=== EXERCISE REQUIREMENTS ===
Output all of the entries below precisely as written.
━━ GIVEN RECORDS ━━
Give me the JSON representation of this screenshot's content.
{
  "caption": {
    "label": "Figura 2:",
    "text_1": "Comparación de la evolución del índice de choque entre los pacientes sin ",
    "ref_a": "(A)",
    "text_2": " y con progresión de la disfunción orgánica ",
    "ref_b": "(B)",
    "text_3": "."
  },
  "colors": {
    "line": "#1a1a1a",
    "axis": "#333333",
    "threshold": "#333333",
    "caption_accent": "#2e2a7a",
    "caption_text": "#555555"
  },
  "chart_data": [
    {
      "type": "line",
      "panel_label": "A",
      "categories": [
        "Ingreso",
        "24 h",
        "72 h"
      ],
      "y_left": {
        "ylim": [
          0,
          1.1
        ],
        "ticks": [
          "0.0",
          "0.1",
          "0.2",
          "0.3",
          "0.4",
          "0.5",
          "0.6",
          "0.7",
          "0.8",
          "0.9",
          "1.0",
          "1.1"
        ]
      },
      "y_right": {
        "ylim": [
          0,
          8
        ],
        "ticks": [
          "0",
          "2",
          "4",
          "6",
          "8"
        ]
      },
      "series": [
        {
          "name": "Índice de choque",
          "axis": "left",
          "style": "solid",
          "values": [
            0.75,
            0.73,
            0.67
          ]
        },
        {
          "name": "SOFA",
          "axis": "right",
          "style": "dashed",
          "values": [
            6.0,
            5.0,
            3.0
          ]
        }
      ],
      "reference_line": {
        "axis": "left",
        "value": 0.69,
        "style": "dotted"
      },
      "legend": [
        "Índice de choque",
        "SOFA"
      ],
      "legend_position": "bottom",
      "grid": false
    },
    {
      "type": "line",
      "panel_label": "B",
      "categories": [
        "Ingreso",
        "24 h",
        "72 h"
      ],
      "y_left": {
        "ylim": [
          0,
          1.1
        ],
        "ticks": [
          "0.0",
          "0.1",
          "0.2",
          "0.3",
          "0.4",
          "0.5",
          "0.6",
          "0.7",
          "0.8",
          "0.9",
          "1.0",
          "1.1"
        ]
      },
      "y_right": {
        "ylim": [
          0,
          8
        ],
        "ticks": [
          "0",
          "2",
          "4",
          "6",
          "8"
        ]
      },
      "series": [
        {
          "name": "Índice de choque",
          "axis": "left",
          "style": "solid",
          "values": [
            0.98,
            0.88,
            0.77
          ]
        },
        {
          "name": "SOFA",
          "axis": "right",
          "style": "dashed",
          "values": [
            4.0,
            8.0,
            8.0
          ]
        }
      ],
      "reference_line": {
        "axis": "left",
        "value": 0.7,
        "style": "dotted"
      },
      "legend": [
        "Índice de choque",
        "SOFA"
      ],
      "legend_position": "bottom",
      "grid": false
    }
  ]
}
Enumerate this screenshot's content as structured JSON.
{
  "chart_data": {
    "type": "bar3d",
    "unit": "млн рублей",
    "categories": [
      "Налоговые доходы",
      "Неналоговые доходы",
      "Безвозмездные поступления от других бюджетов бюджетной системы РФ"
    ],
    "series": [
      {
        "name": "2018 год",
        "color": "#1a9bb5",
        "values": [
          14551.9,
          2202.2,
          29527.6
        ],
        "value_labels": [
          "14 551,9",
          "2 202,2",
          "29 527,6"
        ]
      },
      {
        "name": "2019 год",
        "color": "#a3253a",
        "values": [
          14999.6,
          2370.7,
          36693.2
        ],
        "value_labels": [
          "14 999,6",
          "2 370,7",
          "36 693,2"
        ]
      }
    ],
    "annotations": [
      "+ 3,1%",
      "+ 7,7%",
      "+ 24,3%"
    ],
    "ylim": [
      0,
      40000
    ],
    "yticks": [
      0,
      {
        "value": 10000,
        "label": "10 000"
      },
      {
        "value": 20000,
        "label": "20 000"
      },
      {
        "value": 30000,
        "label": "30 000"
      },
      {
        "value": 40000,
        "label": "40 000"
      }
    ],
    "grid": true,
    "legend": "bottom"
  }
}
━━━
=== CORRECT OUTPUT ===
Give me the JSON representation of this screenshot's content.
{
  "caption": {
    "label": "Figura 2:",
    "text_1": "Comparación de la evolución del índice de choque entre los pacientes sin ",
    "ref_a": "(A)",
    "text_2": " y con progresión de la disfunción orgánica ",
    "ref_b": "(B)",
    "text_3": "."
  },
  "colors": {
    "line": "#1a1a1a",
    "axis": "#333333",
    "threshold": "#333333",
    "caption_accent": "#2e2a7a",
    "caption_text": "#555555"
  },
  "chart_data": [
    {
      "type": "line",
      "panel_label": "A",
      "categories": [
        "Ingreso",
        "24 h",
        "72 h"
      ],
      "y_left": {
        "ylim": [
          0,
          1.1
        ],
        "ticks": [
          "0.0",
          "0.1",
          "0.2",
          "0.3",
          "0.4",
          "0.5",
          "0.6",
          "0.7",
          "0.8",
          "0.9",
          "1.0",
          "1.1"
        ]
      },
      "y_right": {
        "ylim": [
          0,
          8
        ],
        "ticks": [
          "0",
          "2",
          "4",
          "6",
          "8"
        ]
      },
      "series": [
        {
          "name": "Índice de choque",
          "axis": "left",
          "style": "solid",
          "values": [
            0.75,
            0.73,
            0.67
          ]
        },
        {
          "name": "SOFA",
          "axis": "right",
          "style": "dashed",
          "values": [
            6.0,
            5.0,
            3.0
          ]
        }
      ],
      "reference_line": {
        "axis": "left",
        "value": 0.69,
        "style": "dotted"
      },
      "legend": [
        "Índice de choque",
        "SOFA"
      ],
      "legend_position": "bottom",
      "grid": false
    },
    {
      "type": "line",
      "panel_label": "B",
      "categories": [
        "Ingreso",
        "24 h",
        "72 h"
      ],
      "y_left": {
        "ylim": [
          0,
          1.1
        ],
        "ticks": [
          "0.0",
          "0.1",
          "0.2",
          "0.3",
          "0.4",
          "0.5",
          "0.6",
          "0.7",
          "0.8",
          "0.9",
          "1.0",
          "1.1"
        ]
      },
      "y_right": {
        "ylim": [
          0,
          8
        ],
        "ticks": [
          "0",
          "2",
          "4",
          "6",
          "8"
        ]
      },
      "series": [
        {
          "name": "Índice de choque",
          "axis": "left",
          "style": "solid",
          "values": [
            0.98,
            0.88,
            0.77
          ]
        },
        {
          "name": "SOFA",
          "axis": "right",
          "style": "dashed",
          "values": [
            4.0,
            8.0,
            8.0
          ]
        }
      ],
      "reference_line": {
        "axis": "left",
        "value": 0.7,
        "style": "dotted"
      },
      "legend": [
        "Índice de choque",
        "SOFA"
      ],
      "legend_position": "bottom",
      "grid": false
    }
  ]
}
Enumerate this screenshot's content as structured JSON.
{
  "chart_data": {
    "type": "bar3d",
    "unit": "млн рублей",
    "categories": [
      "Налоговые доходы",
      "Неналоговые доходы",
      "Безвозмездные поступления от других бюджетов бюджетной системы РФ"
    ],
    "series": [
      {
        "name": "2018 год",
        "color": "#1a9bb5",
        "values": [
          14551.9,
          2202.2,
          29527.6
        ],
        "value_labels": [
          "14 551,9",
          "2 202,2",
          "29 527,6"
        ]
      },
      {
        "name": "2019 год",
        "color": "#a3253a",
        "values": [
          14999.6,
          2370.7,
          36693.2
        ],
        "value_labels": [
          "14 999,6",
          "2 370,7",
          "36 693,2"
        ]
      }
    ],
    "annotations": [
      "+ 3,1%",
      "+ 7,7%",
      "+ 24,3%"
    ],
    "ylim": [
      0,
      40000
    ],
    "yticks": [
      0,
      {
        "value": 10000,
        "label": "10 000"
      },
      {
        "value": 20000,
        "label": "20 000"
      },
      {
        "value": 30000,
        "label": "30 000"
      },
      {
        "value": 40000,
        "label": "40 000"
      }
    ],
    "grid": true,
    "legend": "bottom"
  }
}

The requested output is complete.